— START —
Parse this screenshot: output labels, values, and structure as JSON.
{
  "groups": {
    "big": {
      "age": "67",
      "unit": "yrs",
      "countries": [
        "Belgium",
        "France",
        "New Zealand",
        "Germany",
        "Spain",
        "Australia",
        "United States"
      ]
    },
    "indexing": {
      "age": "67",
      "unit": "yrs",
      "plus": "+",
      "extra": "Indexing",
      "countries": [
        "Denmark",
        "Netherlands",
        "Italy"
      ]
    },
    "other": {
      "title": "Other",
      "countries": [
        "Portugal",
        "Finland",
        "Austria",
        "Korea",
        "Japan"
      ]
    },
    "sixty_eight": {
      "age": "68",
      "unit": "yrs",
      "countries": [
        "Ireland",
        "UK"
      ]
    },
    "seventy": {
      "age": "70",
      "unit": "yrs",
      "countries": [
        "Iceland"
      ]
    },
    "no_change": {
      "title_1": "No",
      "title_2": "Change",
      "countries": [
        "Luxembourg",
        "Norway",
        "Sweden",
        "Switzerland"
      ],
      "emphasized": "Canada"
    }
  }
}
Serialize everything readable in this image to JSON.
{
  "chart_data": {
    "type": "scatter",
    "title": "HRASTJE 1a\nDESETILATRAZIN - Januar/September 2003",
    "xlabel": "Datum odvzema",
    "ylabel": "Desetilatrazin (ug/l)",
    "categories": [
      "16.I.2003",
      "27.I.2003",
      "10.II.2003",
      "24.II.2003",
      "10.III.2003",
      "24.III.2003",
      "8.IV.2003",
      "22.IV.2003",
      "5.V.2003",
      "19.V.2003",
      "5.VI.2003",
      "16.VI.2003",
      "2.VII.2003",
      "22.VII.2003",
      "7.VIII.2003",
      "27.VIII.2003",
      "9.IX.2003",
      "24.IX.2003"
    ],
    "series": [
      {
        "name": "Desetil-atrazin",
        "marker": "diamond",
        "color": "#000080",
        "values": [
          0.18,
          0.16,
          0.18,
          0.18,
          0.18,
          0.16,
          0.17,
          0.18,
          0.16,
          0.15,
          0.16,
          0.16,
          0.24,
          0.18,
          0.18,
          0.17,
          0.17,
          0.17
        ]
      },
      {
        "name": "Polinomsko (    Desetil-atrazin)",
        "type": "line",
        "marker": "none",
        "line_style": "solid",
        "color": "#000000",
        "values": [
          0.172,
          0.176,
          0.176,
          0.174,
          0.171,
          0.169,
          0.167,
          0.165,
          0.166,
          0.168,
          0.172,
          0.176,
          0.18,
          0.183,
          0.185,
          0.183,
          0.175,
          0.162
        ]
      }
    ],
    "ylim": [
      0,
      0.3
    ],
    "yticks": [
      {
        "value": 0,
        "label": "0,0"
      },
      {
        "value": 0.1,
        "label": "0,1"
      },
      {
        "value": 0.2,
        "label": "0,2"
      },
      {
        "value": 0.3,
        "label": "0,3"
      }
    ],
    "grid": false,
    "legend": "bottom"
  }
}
— END —
- GOAL OF THE EXERCISE -
Write every record out again, unaltered.

- CORRECT OUTPUT -
Parse this screenshot: output labels, values, and structure as JSON.
{
  "groups": {
    "big": {
      "age": "67",
      "unit": "yrs",
      "countries": [
        "Belgium",
        "France",
        "New Zealand",
        "Germany",
        "Spain",
        "Australia",
        "United States"
      ]
    },
    "indexing": {
      "age": "67",
      "unit": "yrs",
      "plus": "+",
      "extra": "Indexing",
      "countries": [
        "Denmark",
        "Netherlands",
        "Italy"
      ]
    },
    "other": {
      "title": "Other",
      "countries": [
        "Portugal",
        "Finland",
        "Austria",
        "Korea",
        "Japan"
      ]
    },
    "sixty_eight": {
      "age": "68",
      "unit": "yrs",
      "countries": [
        "Ireland",
        "UK"
      ]
    },
    "seventy": {
      "age": "70",
      "unit": "yrs",
      "countries": [
        "Iceland"
      ]
    },
    "no_change": {
      "title_1": "No",
      "title_2": "Change",
      "countries": [
        "Luxembourg",
        "Norway",
        "Sweden",
        "Switzerland"
      ],
      "emphasized": "Canada"
    }
  }
}
Serialize everything readable in this image to JSON.
{
  "chart_data": {
    "type": "scatter",
    "title": "HRASTJE 1a\nDESETILATRAZIN - Januar/September 2003",
    "xlabel": "Datum odvzema",
    "ylabel": "Desetilatrazin (ug/l)",
    "categories": [
      "16.I.2003",
      "27.I.2003",
      "10.II.2003",
      "24.II.2003",
      "10.III.2003",
      "24.III.2003",
      "8.IV.2003",
      "22.IV.2003",
      "5.V.2003",
      "19.V.2003",
      "5.VI.2003",
      "16.VI.2003",
      "2.VII.2003",
      "22.VII.2003",
      "7.VIII.2003",
      "27.VIII.2003",
      "9.IX.2003",
      "24.IX.2003"
    ],
    "series": [
      {
        "name": "Desetil-atrazin",
        "marker": "diamond",
        "color": "#000080",
        "values": [
          0.18,
          0.16,
          0.18,
          0.18,
          0.18,
          0.16,
          0.17,
          0.18,
          0.16,
          0.15,
          0.16,
          0.16,
          0.24,
          0.18,
          0.18,
          0.17,
          0.17,
          0.17
        ]
      },
      {
        "name": "Polinomsko (    Desetil-atrazin)",
        "type": "line",
        "marker": "none",
        "line_style": "solid",
        "color": "#000000",
        "values": [
          0.172,
          0.176,
          0.176,
          0.174,
          0.171,
          0.169,
          0.167,
          0.165,
          0.166,
          0.168,
          0.172,
          0.176,
          0.18,
          0.183,
          0.185,
          0.183,
          0.175,
          0.162
        ]
      }
    ],
    "ylim": [
      0,
      0.3
    ],
    "yticks": [
      {
        "value": 0,
        "label": "0,0"
      },
      {
        "value": 0.1,
        "label": "0,1"
      },
      {
        "value": 0.2,
        "label": "0,2"
      },
      {
        "value": 0.3,
        "label": "0,3"
      }
    ],
    "grid": false,
    "legend": "bottom"
  }
}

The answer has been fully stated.